### Exercise requirements
#1 In two sentences, what does the text below on myocardial T1 mapping say?
#2 Answer these questions about the text below on myocardial T1 mapping:
(a) Which two factors limit alignment between the measurements?
(b) How many patients were in the cohort?
(c) Which scanner was used?

### Text excerpt
——

Introduction

Myocardial tissue T1 constitutes a reliable indicator of heart diseases related to extracellular changes (oedema, fibrosis, etc.) as well as fat, iron and amyloid content^1,2. Quantitative T1 mapping delivers repeatable, objective diagnostic criteria based on non-invasive tissue characterization.
T1-mapping is typically achieved by exponential fitting of a series of inversion or saturation recovery measurements. Good anatomical alignment between these measurements is essential for accurate T1 estimation. In practice, however, this alignment is limited by such factors as patient motion and gating accuracy.
Post-reconstruction image registration is usually applied to improve alignment. However, in the case of inversion recovery sequences³, registration is compromised by the intrinsic contrast variation between frames.
We present the evaluation of a dedicated motion correction method for MOLLI series, on a large database of cardiac clinical cases. To automate the quantitative analysis of registration results, a custom metric was defined and validated.

Methods

A cohort of 186 patients (115 M / 71 F; weight 75±15 Kg; age 55±16), referred for a clinically indicated cardiac scan, was included in this study. Scans were performed on a 3.0T GE Signa Architect at Hospital Clínic (Barcelona). The acquisition protocol included one or more MOLLI sequences, with target parameters: 2D bSSFP, 160x148, pFOV 0.8-1.0, 1.4x1.4mm², ST 8mm, TE 1.4ms, TR 3.0ms, FA 35deg, NEX 1, BW 100kHz, 2x ASSET, 5(3s)3, Body 48.

——

### Data provided

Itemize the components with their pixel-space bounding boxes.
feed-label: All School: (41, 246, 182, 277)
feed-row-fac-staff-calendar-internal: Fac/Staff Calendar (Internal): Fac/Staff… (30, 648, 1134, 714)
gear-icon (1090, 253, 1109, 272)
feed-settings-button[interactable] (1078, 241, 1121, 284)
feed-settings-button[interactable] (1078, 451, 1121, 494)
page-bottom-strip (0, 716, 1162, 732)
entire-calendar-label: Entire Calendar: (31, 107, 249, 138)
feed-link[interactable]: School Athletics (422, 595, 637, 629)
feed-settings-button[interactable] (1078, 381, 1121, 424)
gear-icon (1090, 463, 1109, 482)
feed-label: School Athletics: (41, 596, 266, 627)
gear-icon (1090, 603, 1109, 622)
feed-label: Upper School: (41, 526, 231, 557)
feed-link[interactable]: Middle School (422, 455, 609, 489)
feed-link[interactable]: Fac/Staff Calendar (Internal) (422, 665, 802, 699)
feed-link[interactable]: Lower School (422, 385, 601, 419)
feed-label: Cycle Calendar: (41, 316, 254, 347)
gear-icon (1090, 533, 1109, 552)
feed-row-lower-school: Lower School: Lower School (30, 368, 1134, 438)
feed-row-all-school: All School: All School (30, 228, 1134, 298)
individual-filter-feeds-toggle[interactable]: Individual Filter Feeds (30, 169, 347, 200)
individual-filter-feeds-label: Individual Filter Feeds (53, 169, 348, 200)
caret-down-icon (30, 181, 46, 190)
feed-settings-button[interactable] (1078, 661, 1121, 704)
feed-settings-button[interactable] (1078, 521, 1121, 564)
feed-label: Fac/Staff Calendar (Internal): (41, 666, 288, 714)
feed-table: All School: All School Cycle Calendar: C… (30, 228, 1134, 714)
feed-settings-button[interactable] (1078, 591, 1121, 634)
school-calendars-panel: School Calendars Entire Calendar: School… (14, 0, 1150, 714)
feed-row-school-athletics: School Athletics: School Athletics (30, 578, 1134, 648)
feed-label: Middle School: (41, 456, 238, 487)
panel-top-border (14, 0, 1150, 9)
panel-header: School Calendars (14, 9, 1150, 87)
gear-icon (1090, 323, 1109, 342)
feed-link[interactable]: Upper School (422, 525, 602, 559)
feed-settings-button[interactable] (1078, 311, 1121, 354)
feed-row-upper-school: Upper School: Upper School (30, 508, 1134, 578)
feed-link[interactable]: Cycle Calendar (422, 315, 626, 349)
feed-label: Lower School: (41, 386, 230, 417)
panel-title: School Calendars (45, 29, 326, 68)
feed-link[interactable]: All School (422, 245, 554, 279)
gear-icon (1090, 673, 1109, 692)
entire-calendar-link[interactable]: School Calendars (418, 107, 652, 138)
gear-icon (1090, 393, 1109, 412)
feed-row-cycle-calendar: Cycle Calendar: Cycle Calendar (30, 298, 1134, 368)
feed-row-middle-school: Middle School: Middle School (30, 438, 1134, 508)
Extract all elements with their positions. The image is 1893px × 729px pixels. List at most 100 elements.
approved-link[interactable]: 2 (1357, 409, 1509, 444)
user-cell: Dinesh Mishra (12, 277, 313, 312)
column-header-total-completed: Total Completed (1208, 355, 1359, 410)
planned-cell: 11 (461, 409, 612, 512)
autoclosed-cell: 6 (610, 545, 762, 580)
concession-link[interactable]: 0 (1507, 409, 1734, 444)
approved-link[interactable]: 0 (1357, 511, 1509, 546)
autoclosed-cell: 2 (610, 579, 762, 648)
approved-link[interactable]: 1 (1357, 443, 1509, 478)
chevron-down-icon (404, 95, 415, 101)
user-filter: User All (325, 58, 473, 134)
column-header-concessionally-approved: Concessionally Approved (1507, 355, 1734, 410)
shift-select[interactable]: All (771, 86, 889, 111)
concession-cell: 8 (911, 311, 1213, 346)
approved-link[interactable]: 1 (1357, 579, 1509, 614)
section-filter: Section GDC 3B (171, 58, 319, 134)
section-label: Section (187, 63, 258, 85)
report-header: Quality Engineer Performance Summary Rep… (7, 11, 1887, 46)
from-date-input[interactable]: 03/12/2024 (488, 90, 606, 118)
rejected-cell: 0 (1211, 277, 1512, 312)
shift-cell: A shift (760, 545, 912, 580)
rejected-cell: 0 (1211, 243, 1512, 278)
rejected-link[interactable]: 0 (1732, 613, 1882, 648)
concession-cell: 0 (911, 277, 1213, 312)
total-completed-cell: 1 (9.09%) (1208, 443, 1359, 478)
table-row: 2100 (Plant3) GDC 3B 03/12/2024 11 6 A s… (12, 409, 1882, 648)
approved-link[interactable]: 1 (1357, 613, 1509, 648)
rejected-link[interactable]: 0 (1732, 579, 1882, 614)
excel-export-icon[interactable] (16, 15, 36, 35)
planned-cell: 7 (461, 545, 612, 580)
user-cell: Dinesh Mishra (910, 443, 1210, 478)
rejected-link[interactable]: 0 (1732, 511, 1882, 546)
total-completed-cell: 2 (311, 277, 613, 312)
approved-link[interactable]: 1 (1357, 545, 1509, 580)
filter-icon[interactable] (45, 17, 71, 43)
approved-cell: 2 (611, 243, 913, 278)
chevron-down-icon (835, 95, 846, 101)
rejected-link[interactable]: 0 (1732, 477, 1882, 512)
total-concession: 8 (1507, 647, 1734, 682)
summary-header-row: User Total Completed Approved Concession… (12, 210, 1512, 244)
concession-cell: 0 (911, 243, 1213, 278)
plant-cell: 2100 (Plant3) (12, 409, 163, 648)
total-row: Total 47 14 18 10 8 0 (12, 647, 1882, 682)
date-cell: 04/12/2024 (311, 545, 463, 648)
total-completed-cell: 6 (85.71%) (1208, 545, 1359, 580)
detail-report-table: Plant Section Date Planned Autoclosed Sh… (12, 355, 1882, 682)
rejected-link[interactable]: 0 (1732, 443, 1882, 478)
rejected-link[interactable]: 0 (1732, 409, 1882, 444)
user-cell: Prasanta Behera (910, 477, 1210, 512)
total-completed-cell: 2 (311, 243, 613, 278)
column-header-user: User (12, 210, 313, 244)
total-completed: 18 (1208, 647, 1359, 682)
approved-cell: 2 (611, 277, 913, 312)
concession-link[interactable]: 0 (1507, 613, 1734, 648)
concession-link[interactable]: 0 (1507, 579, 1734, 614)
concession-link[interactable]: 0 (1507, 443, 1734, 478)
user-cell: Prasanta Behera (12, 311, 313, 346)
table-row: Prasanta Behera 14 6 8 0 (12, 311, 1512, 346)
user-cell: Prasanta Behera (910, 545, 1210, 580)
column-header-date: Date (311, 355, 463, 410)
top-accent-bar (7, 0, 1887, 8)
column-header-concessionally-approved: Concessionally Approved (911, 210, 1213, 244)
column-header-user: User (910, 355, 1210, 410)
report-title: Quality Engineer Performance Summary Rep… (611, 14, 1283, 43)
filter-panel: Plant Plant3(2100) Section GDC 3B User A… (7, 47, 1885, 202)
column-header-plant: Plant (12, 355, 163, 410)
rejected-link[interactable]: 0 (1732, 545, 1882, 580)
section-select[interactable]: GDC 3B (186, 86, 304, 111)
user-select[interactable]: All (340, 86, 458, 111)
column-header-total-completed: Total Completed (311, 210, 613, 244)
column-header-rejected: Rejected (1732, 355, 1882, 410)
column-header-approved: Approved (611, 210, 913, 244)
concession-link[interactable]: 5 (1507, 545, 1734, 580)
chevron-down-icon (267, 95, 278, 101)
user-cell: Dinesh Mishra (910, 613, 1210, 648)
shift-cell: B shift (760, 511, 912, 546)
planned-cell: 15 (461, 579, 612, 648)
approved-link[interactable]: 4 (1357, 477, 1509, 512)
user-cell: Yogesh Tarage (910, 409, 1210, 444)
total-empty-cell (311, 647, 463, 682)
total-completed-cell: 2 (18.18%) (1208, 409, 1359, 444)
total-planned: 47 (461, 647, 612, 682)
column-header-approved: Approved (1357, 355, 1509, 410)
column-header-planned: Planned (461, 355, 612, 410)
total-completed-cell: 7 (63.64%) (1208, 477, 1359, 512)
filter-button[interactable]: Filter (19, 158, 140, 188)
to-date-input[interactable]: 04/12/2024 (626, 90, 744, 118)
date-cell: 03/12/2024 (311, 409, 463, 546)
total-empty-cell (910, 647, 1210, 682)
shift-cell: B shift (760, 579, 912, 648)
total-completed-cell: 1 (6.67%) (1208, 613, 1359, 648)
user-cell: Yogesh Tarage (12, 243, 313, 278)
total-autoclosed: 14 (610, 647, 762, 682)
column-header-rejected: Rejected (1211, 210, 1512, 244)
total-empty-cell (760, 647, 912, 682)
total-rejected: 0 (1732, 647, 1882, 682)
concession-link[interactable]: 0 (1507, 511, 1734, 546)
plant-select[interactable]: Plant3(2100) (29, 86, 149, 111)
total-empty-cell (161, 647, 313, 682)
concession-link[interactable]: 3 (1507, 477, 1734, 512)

——

### Responses by task
#1 Myocardial T1 reliably indicates heart diseases, and T1 mapping depends on good alignment between recovery measurements, which patient motion and gating accuracy limit and which registration handles poorly in inversion recovery sequences because contrast varies between frames. The work evaluates a dedicated motion correction method for MOLLI series on a large database of cardiac clinical cases, using a custom metric, in 186 patients scanned on a 3.0T GE Signa Architect at Hospital Clínic in Barcelona.

#2
(a) Patient motion and gating accuracy.
(b) 186.
(c) A 3.0T GE Signa Architect.